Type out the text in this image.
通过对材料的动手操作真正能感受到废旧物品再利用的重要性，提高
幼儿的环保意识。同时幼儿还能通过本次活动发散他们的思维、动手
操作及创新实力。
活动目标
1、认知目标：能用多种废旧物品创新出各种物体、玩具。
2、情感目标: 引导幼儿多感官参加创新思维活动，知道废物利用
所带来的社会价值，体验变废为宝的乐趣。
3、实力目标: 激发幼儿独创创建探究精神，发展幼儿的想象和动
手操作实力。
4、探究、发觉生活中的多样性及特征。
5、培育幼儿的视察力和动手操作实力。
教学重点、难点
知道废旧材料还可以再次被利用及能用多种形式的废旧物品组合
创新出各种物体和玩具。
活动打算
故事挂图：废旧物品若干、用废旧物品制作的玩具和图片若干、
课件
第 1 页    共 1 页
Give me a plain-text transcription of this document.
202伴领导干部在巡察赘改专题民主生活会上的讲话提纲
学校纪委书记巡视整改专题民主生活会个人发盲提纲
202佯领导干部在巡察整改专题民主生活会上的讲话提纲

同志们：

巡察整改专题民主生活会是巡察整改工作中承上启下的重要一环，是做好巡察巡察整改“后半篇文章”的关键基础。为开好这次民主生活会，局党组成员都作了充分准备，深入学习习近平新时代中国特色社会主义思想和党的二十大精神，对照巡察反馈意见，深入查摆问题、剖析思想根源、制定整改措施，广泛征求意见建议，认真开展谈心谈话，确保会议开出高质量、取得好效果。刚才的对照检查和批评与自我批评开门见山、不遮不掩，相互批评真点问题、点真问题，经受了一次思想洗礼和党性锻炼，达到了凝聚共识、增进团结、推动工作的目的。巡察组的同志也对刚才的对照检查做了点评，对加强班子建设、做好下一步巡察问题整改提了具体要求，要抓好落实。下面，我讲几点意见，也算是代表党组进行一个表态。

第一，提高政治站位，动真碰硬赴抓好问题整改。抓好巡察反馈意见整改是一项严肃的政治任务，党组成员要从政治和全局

**GOAL**
Find the word "this" in the material, then list each line that holds it.

**EXERCISE OUTPUT**
Type out the text in this image.
Give me a plain-text transcription of this document.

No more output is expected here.